INSTRUCTIONS FOR THE TASK: Rewrite the data below, replacing "bbp-bar" with "bbp-histogram-bar" everywhere and leaving everything else unchanged. Omit the pictures from your answer.
==== ROWS ====
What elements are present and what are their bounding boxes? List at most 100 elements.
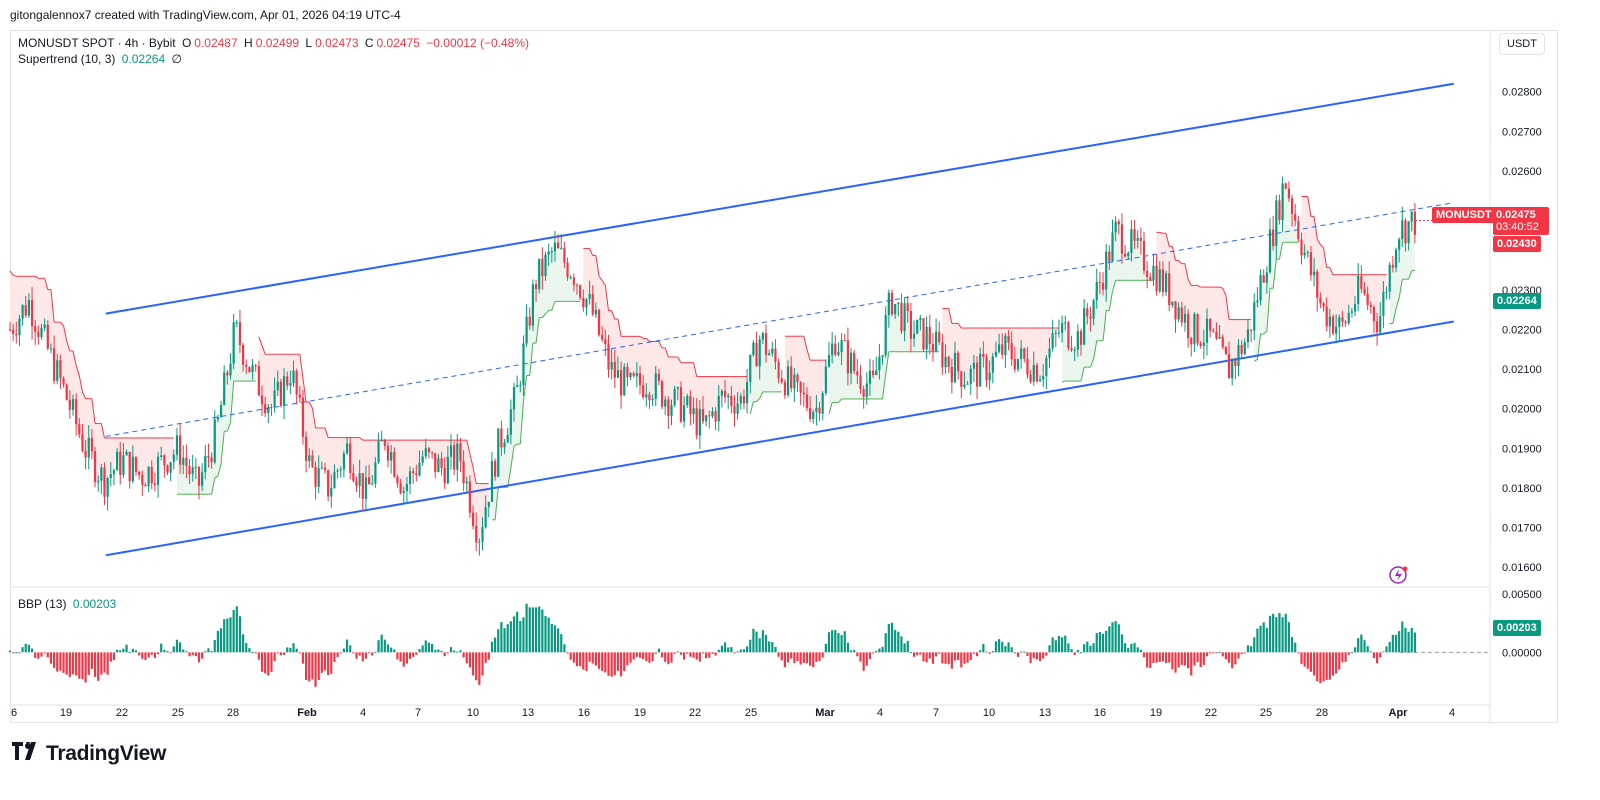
- candle-body: [755, 342, 758, 367]
- x-tick-label: 22: [1205, 707, 1217, 719]
- candle-body: [654, 373, 657, 399]
- supertrend-legend[interactable]: Supertrend (10, 3) 0.02264 ∅: [18, 52, 185, 66]
- supertrend-line: [1171, 246, 1176, 261]
- channel-mid-tag: 0.02430: [1493, 236, 1541, 252]
- bbp-bar: [670, 652, 673, 663]
- supertrend-fill: [1134, 237, 1138, 281]
- candle-body: [1306, 252, 1309, 254]
- candle-body: [314, 466, 317, 487]
- supertrend-fill: [1216, 287, 1220, 339]
- candle-body: [116, 451, 119, 471]
- bbp-bar: [368, 652, 371, 654]
- candle-body: [531, 284, 534, 326]
- symbol-legend[interactable]: MONUSDT SPOT · 4h · Bybit O 0.02487 H 0.02…: [18, 36, 532, 50]
- candle-body: [248, 366, 251, 373]
- bbp-bar: [90, 652, 93, 669]
- candle-body: [966, 383, 969, 385]
- bbp-bar: [1353, 647, 1357, 653]
- candle-body: [1092, 300, 1095, 319]
- supertrend-fill: [227, 363, 231, 432]
- y-tick-label: 0.01800: [1502, 483, 1542, 495]
- candle-body: [761, 333, 764, 340]
- y-tick-label: 0.01600: [1502, 562, 1542, 574]
- candle-body: [1218, 336, 1221, 339]
- candle-body: [415, 473, 418, 476]
- bbp-bar: [440, 650, 443, 653]
- tradingview-logo[interactable]: TradingView: [12, 742, 166, 766]
- candle-body: [846, 340, 849, 374]
- bbp-bar: [1262, 622, 1265, 653]
- candle-body: [292, 370, 295, 384]
- bbp-bar: [764, 634, 768, 653]
- candle-body: [862, 389, 865, 397]
- supertrend-fill: [369, 440, 373, 485]
- supertrend-line: [1272, 259, 1277, 289]
- bbp-bar: [267, 652, 270, 676]
- supertrend-line: [1061, 380, 1066, 383]
- bbp-bar: [746, 646, 749, 653]
- candle-body: [185, 457, 188, 466]
- candle-body: [764, 333, 768, 356]
- supertrend-fill: [10, 270, 14, 334]
- candle-body: [264, 404, 267, 414]
- tradingview-logo-icon: [12, 742, 40, 766]
- bbp-bar: [1243, 652, 1246, 654]
- bbp-tag: 0.00203: [1493, 620, 1541, 636]
- currency-button[interactable]: USDT: [1499, 33, 1545, 55]
- supertrend-fill: [832, 343, 836, 403]
- supertrend-fill: [1351, 274, 1356, 312]
- candle-body: [238, 322, 242, 345]
- bbp-bar: [109, 652, 112, 662]
- candle-body: [1117, 221, 1120, 225]
- bbp-bar: [1193, 652, 1196, 666]
- supertrend-line: [1108, 291, 1113, 311]
- bbp-bar: [856, 652, 859, 657]
- supertrend-line: [507, 468, 512, 488]
- bbp-bar: [645, 652, 648, 662]
- bbp-bar: [40, 652, 43, 657]
- supertrend-fill: [1087, 316, 1091, 368]
- bbp-bar: [560, 634, 563, 653]
- candle-body: [1369, 304, 1372, 308]
- candle-body: [632, 373, 635, 377]
- supertrend-line: [598, 275, 603, 281]
- bbp-bar: [1032, 652, 1035, 659]
- bbp-bar: [1259, 625, 1262, 653]
- bbp-bar: [179, 642, 182, 653]
- bbp-bar: [147, 652, 150, 658]
- bbp-bar: [1054, 640, 1057, 653]
- supertrend-line: [806, 349, 811, 361]
- candle-body: [65, 384, 68, 400]
- supertrend-line: [472, 467, 477, 484]
- bbp-bar: [1152, 652, 1155, 663]
- bbp-bar: [519, 620, 522, 653]
- bbp-bar: [1124, 643, 1127, 653]
- change-value: −0.00012 (−0.48%): [426, 36, 529, 50]
- bbp-bar: [516, 611, 519, 653]
- candle-body: [692, 408, 695, 415]
- candle-body: [727, 395, 730, 398]
- candle-body: [909, 311, 912, 339]
- supertrend-line: [645, 338, 650, 342]
- bbp-bar: [1278, 612, 1281, 653]
- candle-body: [1086, 308, 1089, 317]
- supertrend-fill: [365, 440, 370, 485]
- bbp-bar: [771, 642, 774, 653]
- candle-body: [93, 451, 97, 483]
- bbp-bar: [890, 622, 894, 653]
- candle-body: [1079, 331, 1083, 345]
- bbp-bar: [648, 652, 651, 663]
- bbp-bar: [468, 652, 471, 668]
- candle-body: [169, 462, 172, 473]
- last-price: 0.02475: [1496, 209, 1536, 221]
- bbp-bar: [144, 652, 147, 660]
- candle-body: [519, 385, 522, 387]
- bbp-legend[interactable]: BBP (13) 0.00203: [18, 597, 119, 611]
- candle-body: [147, 466, 150, 487]
- candle-body: [487, 501, 490, 508]
- bbp-bar: [1303, 652, 1306, 667]
- bbp-bar: [1202, 652, 1205, 665]
- alert-dot: [1402, 566, 1408, 572]
- candle-body: [153, 483, 156, 485]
====
WRITTEN RESPONSE:
What elements are present and what are their bounding boxes? List at most 100 elements.
- candle-body: [755, 342, 758, 367]
- x-tick-label: 22: [1205, 707, 1217, 719]
- candle-body: [654, 373, 657, 399]
- supertrend-legend[interactable]: Supertrend (10, 3) 0.02264 ∅: [18, 52, 185, 66]
- supertrend-line: [1171, 246, 1176, 261]
- channel-mid-tag: 0.02430: [1493, 236, 1541, 252]
- bbp-histogram-bar: [670, 652, 673, 663]
- supertrend-fill: [1134, 237, 1138, 281]
- candle-body: [1306, 252, 1309, 254]
- candle-body: [314, 466, 317, 487]
- supertrend-fill: [1216, 287, 1220, 339]
- candle-body: [116, 451, 119, 471]
- bbp-histogram-bar: [368, 652, 371, 654]
- candle-body: [531, 284, 534, 326]
- symbol-legend[interactable]: MONUSDT SPOT · 4h · Bybit O 0.02487 H 0.02…: [18, 36, 532, 50]
- candle-body: [248, 366, 251, 373]
- bbp-histogram-bar: [90, 652, 93, 669]
- candle-body: [966, 383, 969, 385]
- bbp-histogram-bar: [1353, 647, 1357, 653]
- candle-body: [1092, 300, 1095, 319]
- supertrend-fill: [227, 363, 231, 432]
- y-tick-label: 0.01800: [1502, 483, 1542, 495]
- candle-body: [761, 333, 764, 340]
- y-tick-label: 0.01600: [1502, 562, 1542, 574]
- candle-body: [1218, 336, 1221, 339]
- candle-body: [415, 473, 418, 476]
- bbp-histogram-bar: [440, 650, 443, 653]
- tradingview-logo[interactable]: TradingView: [12, 742, 166, 766]
- candle-body: [846, 340, 849, 374]
- bbp-histogram-bar: [1262, 622, 1265, 653]
- candle-body: [292, 370, 295, 384]
- bbp-histogram-bar: [764, 634, 768, 653]
- candle-body: [862, 389, 865, 397]
- supertrend-fill: [369, 440, 373, 485]
- supertrend-line: [1272, 259, 1277, 289]
- bbp-histogram-bar: [267, 652, 270, 676]
- supertrend-line: [1061, 380, 1066, 383]
- bbp-histogram-bar: [746, 646, 749, 653]
- candle-body: [185, 457, 188, 466]
- candle-body: [764, 333, 768, 356]
- supertrend-fill: [10, 270, 14, 334]
- candle-body: [264, 404, 267, 414]
- tradingview-logo-icon: [12, 742, 40, 766]
- bbp-histogram-bar: [1243, 652, 1246, 654]
- bbp-tag: 0.00203: [1493, 620, 1541, 636]
- currency-button[interactable]: USDT: [1499, 33, 1545, 55]
- supertrend-fill: [832, 343, 836, 403]
- supertrend-fill: [1351, 274, 1356, 312]
- candle-body: [238, 322, 242, 345]
- bbp-histogram-bar: [109, 652, 112, 662]
- candle-body: [1117, 221, 1120, 225]
- bbp-histogram-bar: [1193, 652, 1196, 666]
- supertrend-line: [1108, 291, 1113, 311]
- bbp-histogram-bar: [856, 652, 859, 657]
- supertrend-line: [507, 468, 512, 488]
- bbp-histogram-bar: [645, 652, 648, 662]
- bbp-histogram-bar: [40, 652, 43, 657]
- supertrend-fill: [1087, 316, 1091, 368]
- bbp-histogram-bar: [560, 634, 563, 653]
- candle-body: [1369, 304, 1372, 308]
- candle-body: [632, 373, 635, 377]
- supertrend-line: [598, 275, 603, 281]
- bbp-histogram-bar: [1032, 652, 1035, 659]
- bbp-histogram-bar: [1259, 625, 1262, 653]
- bbp-histogram-bar: [179, 642, 182, 653]
- bbp-histogram-bar: [147, 652, 150, 658]
- bbp-histogram-bar: [1054, 640, 1057, 653]
- supertrend-line: [806, 349, 811, 361]
- candle-body: [65, 384, 68, 400]
- supertrend-line: [472, 467, 477, 484]
- bbp-histogram-bar: [1152, 652, 1155, 663]
- bbp-histogram-bar: [519, 620, 522, 653]
- bbp-histogram-bar: [1124, 643, 1127, 653]
- change-value: −0.00012 (−0.48%): [426, 36, 529, 50]
- bbp-histogram-bar: [516, 611, 519, 653]
- candle-body: [692, 408, 695, 415]
- candle-body: [727, 395, 730, 398]
- candle-body: [909, 311, 912, 339]
- supertrend-line: [645, 338, 650, 342]
- bbp-histogram-bar: [1278, 612, 1281, 653]
- candle-body: [1086, 308, 1089, 317]
- supertrend-fill: [365, 440, 370, 485]
- bbp-histogram-bar: [771, 642, 774, 653]
- candle-body: [93, 451, 97, 483]
- bbp-histogram-bar: [890, 622, 894, 653]
- candle-body: [1079, 331, 1083, 345]
- bbp-histogram-bar: [648, 652, 651, 663]
- bbp-histogram-bar: [468, 652, 471, 668]
- candle-body: [169, 462, 172, 473]
- last-price: 0.02475: [1496, 209, 1536, 221]
- bbp-histogram-bar: [144, 652, 147, 660]
- candle-body: [519, 385, 522, 387]
- bbp-legend[interactable]: BBP (13) 0.00203: [18, 597, 119, 611]
- candle-body: [147, 466, 150, 487]
- candle-body: [487, 501, 490, 508]
- bbp-histogram-bar: [1303, 652, 1306, 667]
- bbp-histogram-bar: [1202, 652, 1205, 665]
- alert-dot: [1402, 566, 1408, 572]
- candle-body: [153, 483, 156, 485]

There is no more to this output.